* **DIRECTION**
Word for word, retype every entry in the listing.

* **SOURCE DATA**
------------------------------------------------------------------------

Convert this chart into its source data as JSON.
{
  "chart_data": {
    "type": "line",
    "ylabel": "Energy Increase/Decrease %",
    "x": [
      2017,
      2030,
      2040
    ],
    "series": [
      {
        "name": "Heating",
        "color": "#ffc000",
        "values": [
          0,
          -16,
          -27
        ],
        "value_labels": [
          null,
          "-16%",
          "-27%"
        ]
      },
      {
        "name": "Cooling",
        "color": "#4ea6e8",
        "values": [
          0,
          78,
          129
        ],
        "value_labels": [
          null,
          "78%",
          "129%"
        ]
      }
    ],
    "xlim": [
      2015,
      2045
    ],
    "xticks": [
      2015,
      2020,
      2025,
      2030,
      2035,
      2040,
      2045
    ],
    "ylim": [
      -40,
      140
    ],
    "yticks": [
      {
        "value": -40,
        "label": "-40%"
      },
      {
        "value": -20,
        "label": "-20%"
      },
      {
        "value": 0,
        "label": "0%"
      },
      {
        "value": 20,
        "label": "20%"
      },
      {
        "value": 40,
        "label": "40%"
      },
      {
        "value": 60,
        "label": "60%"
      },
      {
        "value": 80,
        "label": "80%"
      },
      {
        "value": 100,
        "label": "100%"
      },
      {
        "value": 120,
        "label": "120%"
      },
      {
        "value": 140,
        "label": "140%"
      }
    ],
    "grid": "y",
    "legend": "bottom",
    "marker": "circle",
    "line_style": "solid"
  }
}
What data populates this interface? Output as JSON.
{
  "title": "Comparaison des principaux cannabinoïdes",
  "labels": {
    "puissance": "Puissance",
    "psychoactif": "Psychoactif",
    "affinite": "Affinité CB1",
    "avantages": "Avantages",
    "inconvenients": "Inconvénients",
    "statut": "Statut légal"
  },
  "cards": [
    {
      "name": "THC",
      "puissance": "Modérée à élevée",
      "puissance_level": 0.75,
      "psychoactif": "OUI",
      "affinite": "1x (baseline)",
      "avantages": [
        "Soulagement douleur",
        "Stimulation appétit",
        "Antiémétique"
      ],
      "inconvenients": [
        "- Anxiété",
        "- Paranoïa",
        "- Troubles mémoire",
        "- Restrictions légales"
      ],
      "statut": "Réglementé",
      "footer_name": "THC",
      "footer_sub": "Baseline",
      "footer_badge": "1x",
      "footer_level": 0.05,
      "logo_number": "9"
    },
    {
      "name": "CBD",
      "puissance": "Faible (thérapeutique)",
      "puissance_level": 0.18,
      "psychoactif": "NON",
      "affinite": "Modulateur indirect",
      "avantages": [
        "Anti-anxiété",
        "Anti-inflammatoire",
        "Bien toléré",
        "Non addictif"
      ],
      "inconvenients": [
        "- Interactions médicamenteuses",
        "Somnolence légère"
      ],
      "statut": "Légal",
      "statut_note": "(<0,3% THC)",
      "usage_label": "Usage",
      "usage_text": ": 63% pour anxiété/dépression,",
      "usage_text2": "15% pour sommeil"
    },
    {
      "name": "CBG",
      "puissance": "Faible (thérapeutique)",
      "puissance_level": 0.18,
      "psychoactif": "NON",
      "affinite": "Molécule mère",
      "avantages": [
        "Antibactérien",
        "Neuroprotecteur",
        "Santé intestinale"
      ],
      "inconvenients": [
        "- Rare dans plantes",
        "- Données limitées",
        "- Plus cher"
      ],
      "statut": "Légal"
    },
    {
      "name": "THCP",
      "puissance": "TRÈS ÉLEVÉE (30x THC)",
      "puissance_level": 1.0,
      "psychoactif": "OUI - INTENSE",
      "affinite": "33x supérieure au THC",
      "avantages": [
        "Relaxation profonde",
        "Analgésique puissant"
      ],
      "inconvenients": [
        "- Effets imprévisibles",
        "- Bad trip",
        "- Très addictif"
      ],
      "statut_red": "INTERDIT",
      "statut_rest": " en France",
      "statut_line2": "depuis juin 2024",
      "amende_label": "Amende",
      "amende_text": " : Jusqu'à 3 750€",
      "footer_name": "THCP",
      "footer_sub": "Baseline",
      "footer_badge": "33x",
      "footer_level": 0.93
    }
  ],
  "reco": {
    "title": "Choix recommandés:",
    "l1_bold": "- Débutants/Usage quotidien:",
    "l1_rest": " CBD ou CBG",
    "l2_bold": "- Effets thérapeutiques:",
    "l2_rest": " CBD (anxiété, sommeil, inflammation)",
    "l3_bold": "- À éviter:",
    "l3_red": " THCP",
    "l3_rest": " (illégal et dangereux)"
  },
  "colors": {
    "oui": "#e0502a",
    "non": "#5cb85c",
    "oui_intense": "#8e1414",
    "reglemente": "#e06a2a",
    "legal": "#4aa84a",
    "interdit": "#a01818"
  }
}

------------------------------------------------------------------------

* **CORRECT OUTPUT**
Convert this chart into its source data as JSON.
{
  "chart_data": {
    "type": "line",
    "ylabel": "Energy Increase/Decrease %",
    "x": [
      2017,
      2030,
      2040
    ],
    "series": [
      {
        "name": "Heating",
        "color": "#ffc000",
        "values": [
          0,
          -16,
          -27
        ],
        "value_labels": [
          null,
          "-16%",
          "-27%"
        ]
      },
      {
        "name": "Cooling",
        "color": "#4ea6e8",
        "values": [
          0,
          78,
          129
        ],
        "value_labels": [
          null,
          "78%",
          "129%"
        ]
      }
    ],
    "xlim": [
      2015,
      2045
    ],
    "xticks": [
      2015,
      2020,
      2025,
      2030,
      2035,
      2040,
      2045
    ],
    "ylim": [
      -40,
      140
    ],
    "yticks": [
      {
        "value": -40,
        "label": "-40%"
      },
      {
        "value": -20,
        "label": "-20%"
      },
      {
        "value": 0,
        "label": "0%"
      },
      {
        "value": 20,
        "label": "20%"
      },
      {
        "value": 40,
        "label": "40%"
      },
      {
        "value": 60,
        "label": "60%"
      },
      {
        "value": 80,
        "label": "80%"
      },
      {
        "value": 100,
        "label": "100%"
      },
      {
        "value": 120,
        "label": "120%"
      },
      {
        "value": 140,
        "label": "140%"
      }
    ],
    "grid": "y",
    "legend": "bottom",
    "marker": "circle",
    "line_style": "solid"
  }
}
What data populates this interface? Output as JSON.
{
  "title": "Comparaison des principaux cannabinoïdes",
  "labels": {
    "puissance": "Puissance",
    "psychoactif": "Psychoactif",
    "affinite": "Affinité CB1",
    "avantages": "Avantages",
    "inconvenients": "Inconvénients",
    "statut": "Statut légal"
  },
  "cards": [
    {
      "name": "THC",
      "puissance": "Modérée à élevée",
      "puissance_level": 0.75,
      "psychoactif": "OUI",
      "affinite": "1x (baseline)",
      "avantages": [
        "Soulagement douleur",
        "Stimulation appétit",
        "Antiémétique"
      ],
      "inconvenients": [
        "- Anxiété",
        "- Paranoïa",
        "- Troubles mémoire",
        "- Restrictions légales"
      ],
      "statut": "Réglementé",
      "footer_name": "THC",
      "footer_sub": "Baseline",
      "footer_badge": "1x",
      "footer_level": 0.05,
      "logo_number": "9"
    },
    {
      "name": "CBD",
      "puissance": "Faible (thérapeutique)",
      "puissance_level": 0.18,
      "psychoactif": "NON",
      "affinite": "Modulateur indirect",
      "avantages": [
        "Anti-anxiété",
        "Anti-inflammatoire",
        "Bien toléré",
        "Non addictif"
      ],
      "inconvenients": [
        "- Interactions médicamenteuses",
        "Somnolence légère"
      ],
      "statut": "Légal",
      "statut_note": "(<0,3% THC)",
      "usage_label": "Usage",
      "usage_text": ": 63% pour anxiété/dépression,",
      "usage_text2": "15% pour sommeil"
    },
    {
      "name": "CBG",
      "puissance": "Faible (thérapeutique)",
      "puissance_level": 0.18,
      "psychoactif": "NON",
      "affinite": "Molécule mère",
      "avantages": [
        "Antibactérien",
        "Neuroprotecteur",
        "Santé intestinale"
      ],
      "inconvenients": [
        "- Rare dans plantes",
        "- Données limitées",
        "- Plus cher"
      ],
      "statut": "Légal"
    },
    {
      "name": "THCP",
      "puissance": "TRÈS ÉLEVÉE (30x THC)",
      "puissance_level": 1.0,
      "psychoactif": "OUI - INTENSE",
      "affinite": "33x supérieure au THC",
      "avantages": [
        "Relaxation profonde",
        "Analgésique puissant"
      ],
      "inconvenients": [
        "- Effets imprévisibles",
        "- Bad trip",
        "- Très addictif"
      ],
      "statut_red": "INTERDIT",
      "statut_rest": " en France",
      "statut_line2": "depuis juin 2024",
      "amende_label": "Amende",
      "amende_text": " : Jusqu'à 3 750€",
      "footer_name": "THCP",
      "footer_sub": "Baseline",
      "footer_badge": "33x",
      "footer_level": 0.93
    }
  ],
  "reco": {
    "title": "Choix recommandés:",
    "l1_bold": "- Débutants/Usage quotidien:",
    "l1_rest": " CBD ou CBG",
    "l2_bold": "- Effets thérapeutiques:",
    "l2_rest": " CBD (anxiété, sommeil, inflammation)",
    "l3_bold": "- À éviter:",
    "l3_red": " THCP",
    "l3_rest": " (illégal et dangereux)"
  },
  "colors": {
    "oui": "#e0502a",
    "non": "#5cb85c",
    "oui_intense": "#8e1414",
    "reglemente": "#e06a2a",
    "legal": "#4aa84a",
    "interdit": "#a01818"
  }
}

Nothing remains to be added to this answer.